| LISTING |
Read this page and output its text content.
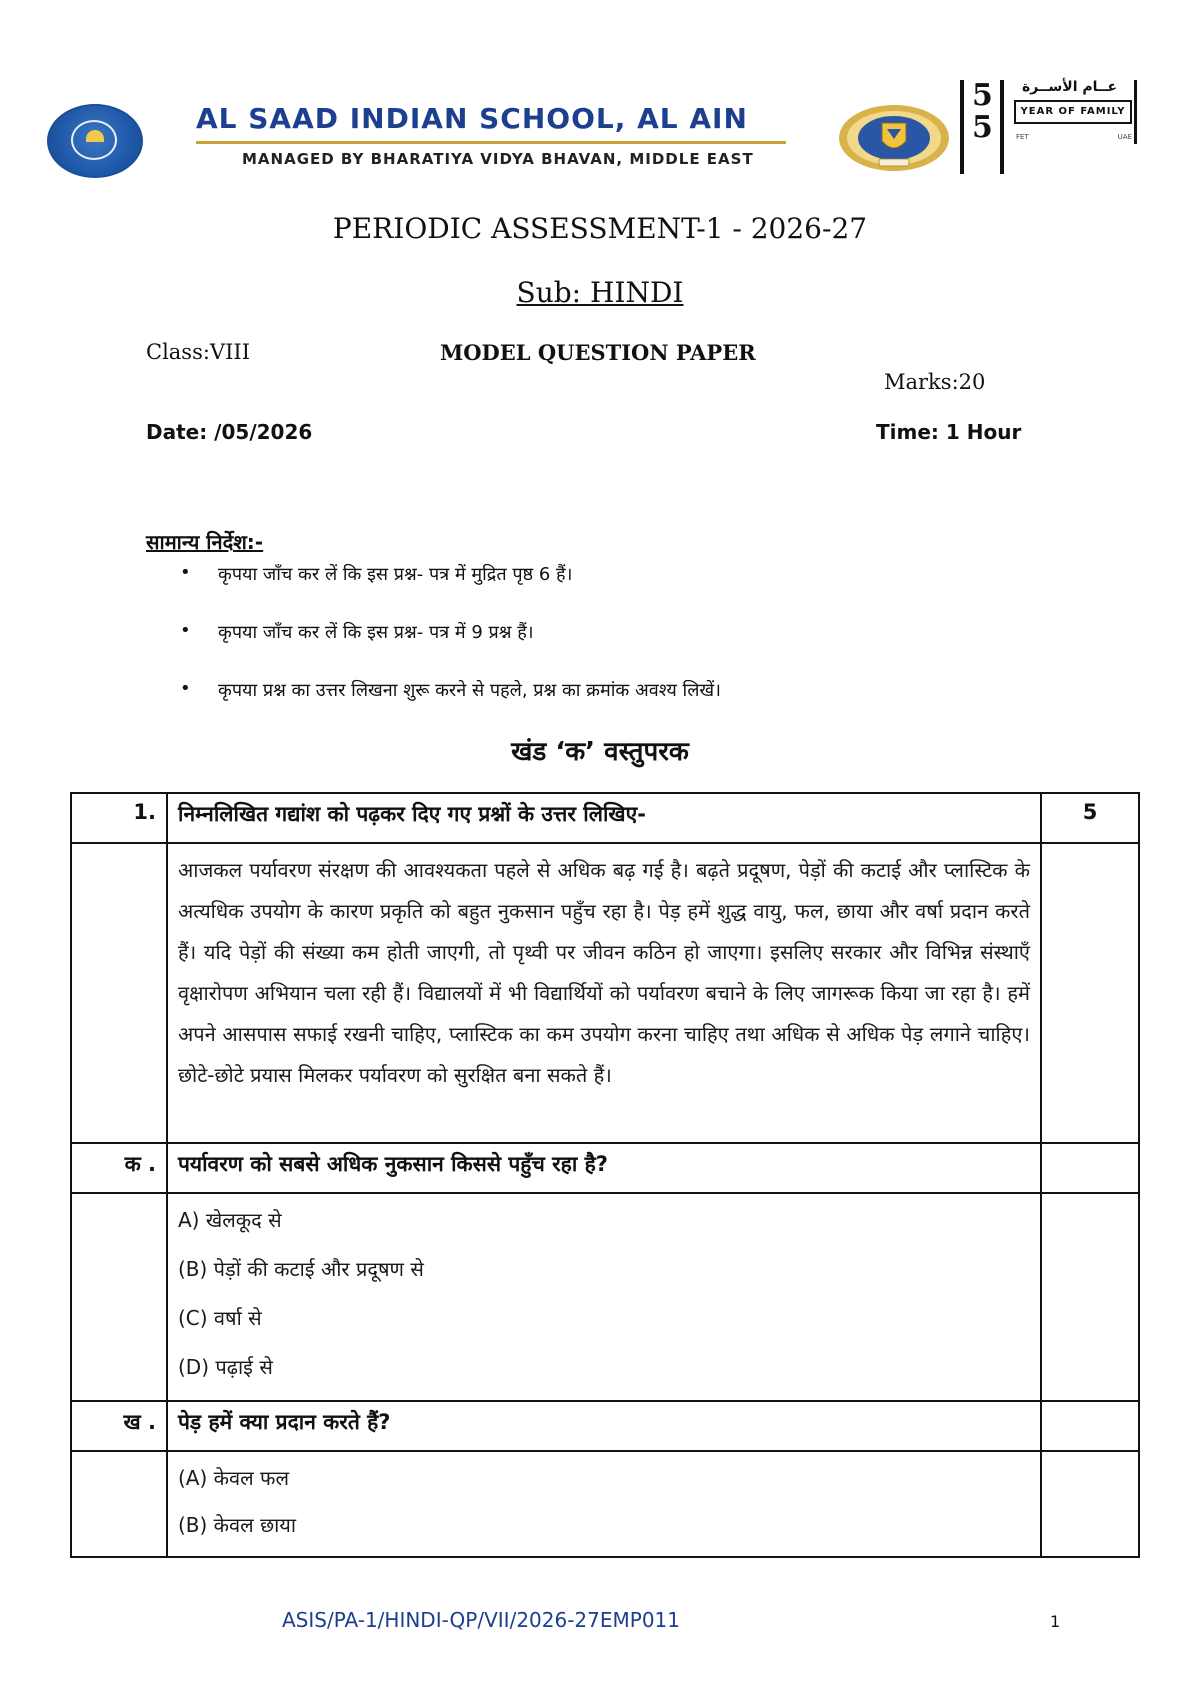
AL SAAD INDIAN SCHOOL, AL AIN
MANAGED BY BHARATIYA VIDYA BHAVAN, MIDDLE EAST
5
5
عــام الأســرة
YEAR OF FAMILY
FET	UAE
PERIODIC ASSESSMENT-1 - 2026-27
Sub: HINDI
Class:VIII	MODEL QUESTION PAPER
Marks:20
Date: /05/2026	Time: 1 Hour
सामान्य निर्देश:-
• कृपया जाँच कर लें कि इस प्रश्न- पत्र में मुद्रित पृष्ठ 6 हैं।
• कृपया जाँच कर लें कि इस प्रश्न- पत्र में 9 प्रश्न हैं।
• कृपया प्रश्न का उत्तर लिखना शुरू करने से पहले, प्रश्न का क्रमांक अवश्य लिखें।
खंड ‘क’ वस्तुपरक
1.	निम्नलिखित गद्यांश को पढ़कर दिए गए प्रश्नों के उत्तर लिखिए-	5
	आजकल पर्यावरण संरक्षण की आवश्यकता पहले से अधिक बढ़ गई है। बढ़ते प्रदूषण, पेड़ों की कटाई और प्लास्टिक के अत्यधिक उपयोग के कारण प्रकृति को बहुत नुकसान पहुँच रहा है। पेड़ हमें शुद्ध वायु, फल, छाया और वर्षा प्रदान करते हैं। यदि पेड़ों की संख्या कम होती जाएगी, तो पृथ्वी पर जीवन कठिन हो जाएगा। इसलिए सरकार और विभिन्न संस्थाएँ वृक्षारोपण अभियान चला रही हैं। विद्यालयों में भी विद्यार्थियों को पर्यावरण बचाने के लिए जागरूक किया जा रहा है। हमें अपने आसपास सफाई रखनी चाहिए, प्लास्टिक का कम उपयोग करना चाहिए तथा अधिक से अधिक पेड़ लगाने चाहिए। छोटे-छोटे प्रयास मिलकर पर्यावरण को सुरक्षित बना सकते हैं।	
क .	पर्यावरण को सबसे अधिक नुकसान किससे पहुँच रहा है?	

	A) खेलकूद से
(B) पेड़ों की कटाई और प्रदूषण से
(C) वर्षा से
(D) पढ़ाई से	

ख .	पेड़ हमें क्या प्रदान करते हैं?	

	(A) केवल फल
(B) केवल छाया	

ASIS/PA-1/HINDI-QP/VII/2026-27EMP011	1
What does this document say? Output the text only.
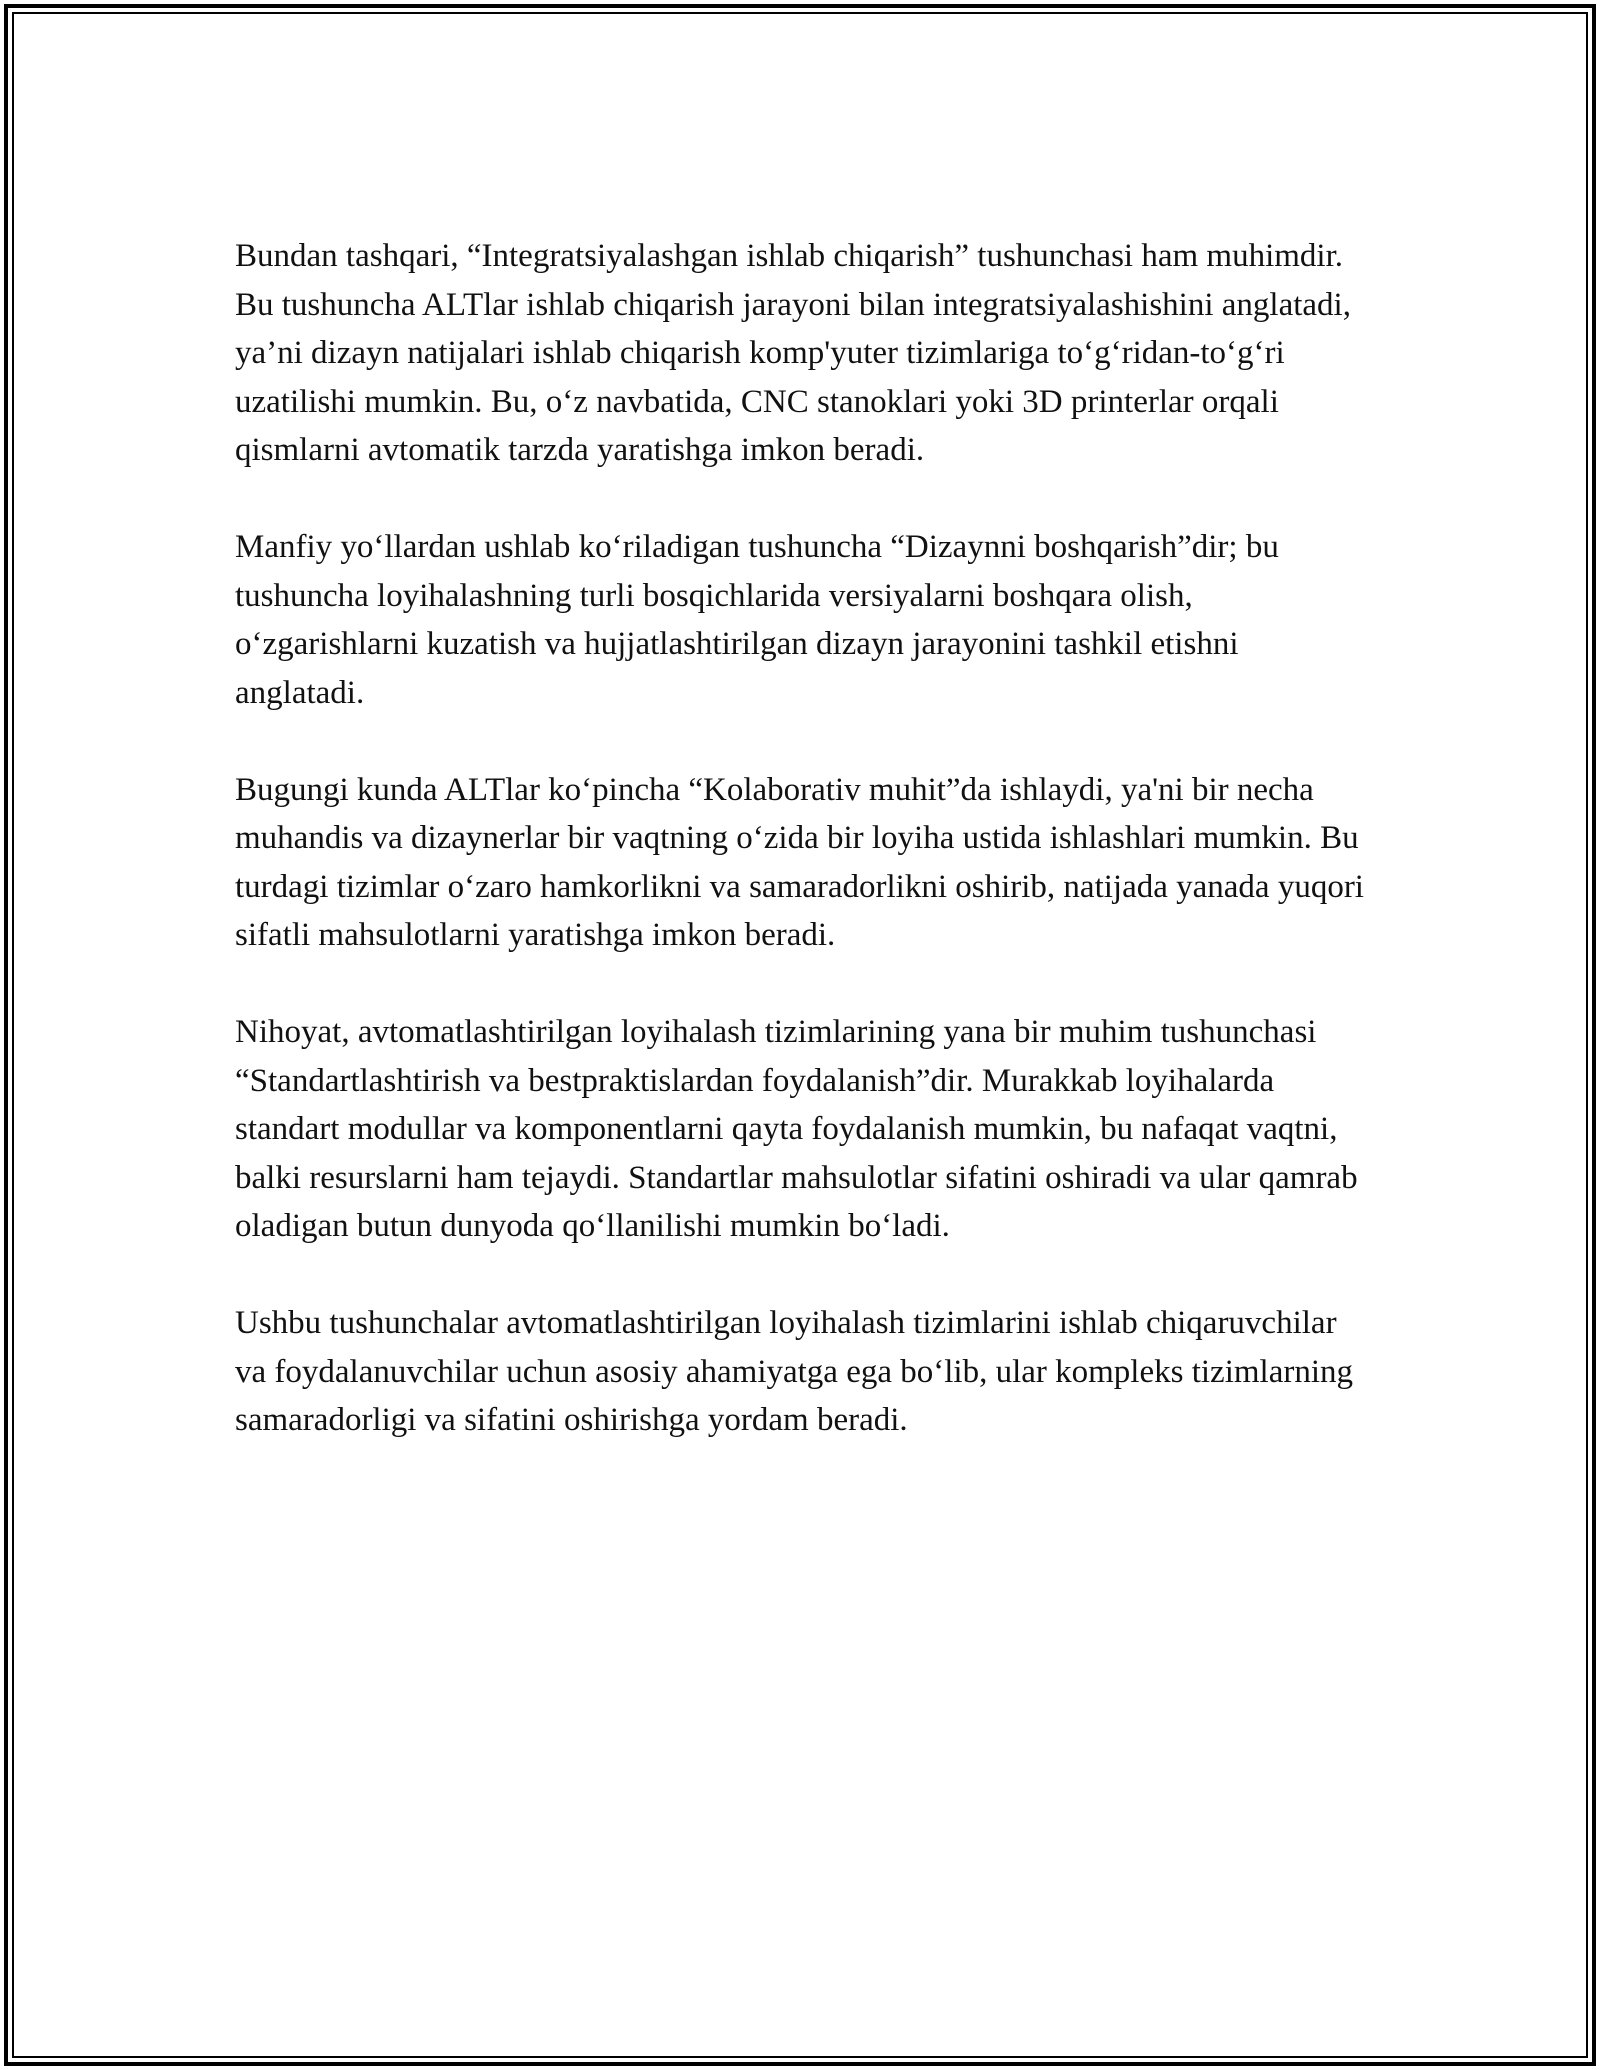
Bundan tashqari, “Integratsiyalashgan ishlab chiqarish” tushunchasi ham muhimdir. Bu tushuncha ALTlar ishlab chiqarish jarayoni bilan integratsiyalashishini anglatadi, ya’ni dizayn natijalari ishlab chiqarish komp'yuter tizimlariga to‘g‘ridan-to‘g‘ri uzatilishi mumkin. Bu, o‘z navbatida, CNC stanoklari yoki 3D printerlar orqali qismlarni avtomatik tarzda yaratishga imkon beradi.

Manfiy yo‘llardan ushlab ko‘riladigan tushuncha “Dizaynni boshqarish”dir; bu tushuncha loyihalashning turli bosqichlarida versiyalarni boshqara olish, o‘zgarishlarni kuzatish va hujjatlashtirilgan dizayn jarayonini tashkil etishni anglatadi.

Bugungi kunda ALTlar ko‘pincha “Kolaborativ muhit”da ishlaydi, ya'ni bir necha muhandis va dizaynerlar bir vaqtning o‘zida bir loyiha ustida ishlashlari mumkin. Bu turdagi tizimlar o‘zaro hamkorlikni va samaradorlikni oshirib, natijada yanada yuqori sifatli mahsulotlarni yaratishga imkon beradi.

Nihoyat, avtomatlashtirilgan loyihalash tizimlarining yana bir muhim tushunchasi “Standartlashtirish va bestpraktislardan foydalanish”dir. Murakkab loyihalarda standart modullar va komponentlarni qayta foydalanish mumkin, bu nafaqat vaqtni, balki resurslarni ham tejaydi. Standartlar mahsulotlar sifatini oshiradi va ular qamrab oladigan butun dunyoda qo‘llanilishi mumkin bo‘ladi.

Ushbu tushunchalar avtomatlashtirilgan loyihalash tizimlarini ishlab chiqaruvchilar va foydalanuvchilar uchun asosiy ahamiyatga ega bo‘lib, ular kompleks tizimlarning samaradorligi va sifatini oshirishga yordam beradi.
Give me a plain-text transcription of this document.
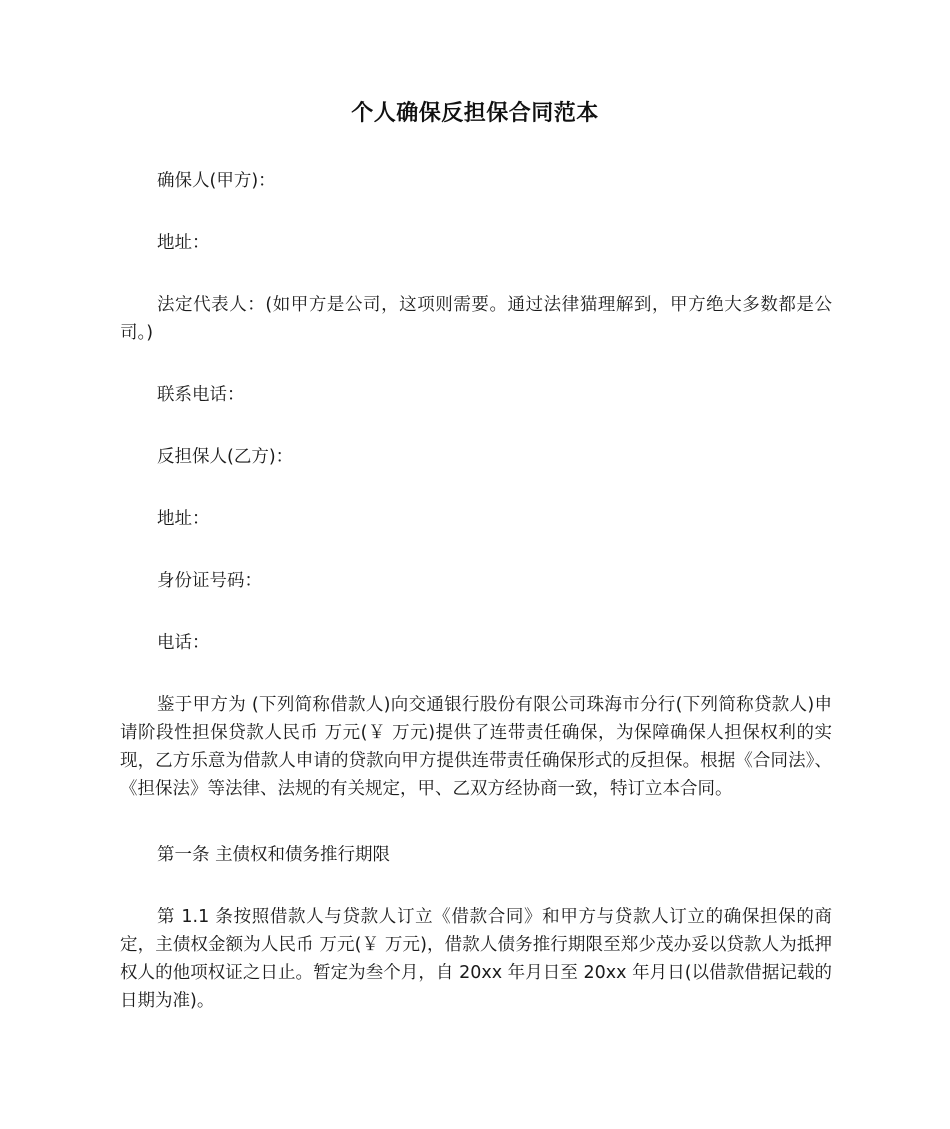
个人确保反担保合同范本
确保人(甲方)：
地址：
法定代表人：(如甲方是公司，这项则需要。通过法律猫理解到，甲方绝大多数都是公司。)
联系电话：
反担保人(乙方)：
地址：
身份证号码：
电话：
鉴于甲方为 (下列简称借款人)向交通银行股份有限公司珠海市分行(下列简称贷款人)申请阶段性担保贷款人民币 万元(￥ 万元)提供了连带责任确保，为保障确保人担保权利的实现，乙方乐意为借款人申请的贷款向甲方提供连带责任确保形式的反担保。根据《合同法》、《担保法》等法律、法规的有关规定，甲、乙双方经协商一致，特订立本合同。
第一条 主债权和债务推行期限
第 1.1 条按照借款人与贷款人订立《借款合同》和甲方与贷款人订立的确保担保的商定，主债权金额为人民币 万元(￥ 万元)，借款人债务推行期限至郑少茂办妥以贷款人为抵押权人的他项权证之日止。暂定为叁个月，自 20xx 年月日至 20xx 年月日(以借款借据记载的日期为准)。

| EXERCISE OBJECTIVE |
Without the pictures, transcribe the listing above exactly.

| EXERCISE OUTPUT |
Read this page and output its text content.
AL SAAD INDIAN SCHOOL, AL AIN
MANAGED BY BHARATIYA VIDYA BHAVAN, MIDDLE EAST
5
5
عــام الأســرة
YEAR OF FAMILY
FET	UAE
PERIODIC ASSESSMENT-1 - 2026-27
Sub: HINDI
Class:VIII	MODEL QUESTION PAPER
Marks:20
Date: /05/2026	Time: 1 Hour
सामान्य निर्देश:-
• कृपया जाँच कर लें कि इस प्रश्न- पत्र में मुद्रित पृष्ठ 6 हैं।
• कृपया जाँच कर लें कि इस प्रश्न- पत्र में 9 प्रश्न हैं।
• कृपया प्रश्न का उत्तर लिखना शुरू करने से पहले, प्रश्न का क्रमांक अवश्य लिखें।
खंड ‘क’ वस्तुपरक
1.	निम्नलिखित गद्यांश को पढ़कर दिए गए प्रश्नों के उत्तर लिखिए-	5
	आजकल पर्यावरण संरक्षण की आवश्यकता पहले से अधिक बढ़ गई है। बढ़ते प्रदूषण, पेड़ों की कटाई और प्लास्टिक के अत्यधिक उपयोग के कारण प्रकृति को बहुत नुकसान पहुँच रहा है। पेड़ हमें शुद्ध वायु, फल, छाया और वर्षा प्रदान करते हैं। यदि पेड़ों की संख्या कम होती जाएगी, तो पृथ्वी पर जीवन कठिन हो जाएगा। इसलिए सरकार और विभिन्न संस्थाएँ वृक्षारोपण अभियान चला रही हैं। विद्यालयों में भी विद्यार्थियों को पर्यावरण बचाने के लिए जागरूक किया जा रहा है। हमें अपने आसपास सफाई रखनी चाहिए, प्लास्टिक का कम उपयोग करना चाहिए तथा अधिक से अधिक पेड़ लगाने चाहिए। छोटे-छोटे प्रयास मिलकर पर्यावरण को सुरक्षित बना सकते हैं।	
क .	पर्यावरण को सबसे अधिक नुकसान किससे पहुँच रहा है?	

	A) खेलकूद से
(B) पेड़ों की कटाई और प्रदूषण से
(C) वर्षा से
(D) पढ़ाई से	

ख .	पेड़ हमें क्या प्रदान करते हैं?	

	(A) केवल फल
(B) केवल छाया	

ASIS/PA-1/HINDI-QP/VII/2026-27EMP011	1
What does this document say? Output the text only.
Bundan tashqari, “Integratsiyalashgan ishlab chiqarish” tushunchasi ham muhimdir. Bu tushuncha ALTlar ishlab chiqarish jarayoni bilan integratsiyalashishini anglatadi, ya’ni dizayn natijalari ishlab chiqarish komp'yuter tizimlariga to‘g‘ridan-to‘g‘ri uzatilishi mumkin. Bu, o‘z navbatida, CNC stanoklari yoki 3D printerlar orqali qismlarni avtomatik tarzda yaratishga imkon beradi.

Manfiy yo‘llardan ushlab ko‘riladigan tushuncha “Dizaynni boshqarish”dir; bu tushuncha loyihalashning turli bosqichlarida versiyalarni boshqara olish, o‘zgarishlarni kuzatish va hujjatlashtirilgan dizayn jarayonini tashkil etishni anglatadi.

Bugungi kunda ALTlar ko‘pincha “Kolaborativ muhit”da ishlaydi, ya'ni bir necha muhandis va dizaynerlar bir vaqtning o‘zida bir loyiha ustida ishlashlari mumkin. Bu turdagi tizimlar o‘zaro hamkorlikni va samaradorlikni oshirib, natijada yanada yuqori sifatli mahsulotlarni yaratishga imkon beradi.

Nihoyat, avtomatlashtirilgan loyihalash tizimlarining yana bir muhim tushunchasi “Standartlashtirish va bestpraktislardan foydalanish”dir. Murakkab loyihalarda standart modullar va komponentlarni qayta foydalanish mumkin, bu nafaqat vaqtni, balki resurslarni ham tejaydi. Standartlar mahsulotlar sifatini oshiradi va ular qamrab oladigan butun dunyoda qo‘llanilishi mumkin bo‘ladi.

Ushbu tushunchalar avtomatlashtirilgan loyihalash tizimlarini ishlab chiqaruvchilar va foydalanuvchilar uchun asosiy ahamiyatga ega bo‘lib, ular kompleks tizimlarning samaradorligi va sifatini oshirishga yordam beradi.
Give me a plain-text transcription of this document.
个人确保反担保合同范本
确保人(甲方)：
地址：
法定代表人：(如甲方是公司，这项则需要。通过法律猫理解到，甲方绝大多数都是公司。)
联系电话：
反担保人(乙方)：
地址：
身份证号码：
电话：
鉴于甲方为 (下列简称借款人)向交通银行股份有限公司珠海市分行(下列简称贷款人)申请阶段性担保贷款人民币 万元(￥ 万元)提供了连带责任确保，为保障确保人担保权利的实现，乙方乐意为借款人申请的贷款向甲方提供连带责任确保形式的反担保。根据《合同法》、《担保法》等法律、法规的有关规定，甲、乙双方经协商一致，特订立本合同。
第一条 主债权和债务推行期限
第 1.1 条按照借款人与贷款人订立《借款合同》和甲方与贷款人订立的确保担保的商定，主债权金额为人民币 万元(￥ 万元)，借款人债务推行期限至郑少茂办妥以贷款人为抵押权人的他项权证之日止。暂定为叁个月，自 20xx 年月日至 20xx 年月日(以借款借据记载的日期为准)。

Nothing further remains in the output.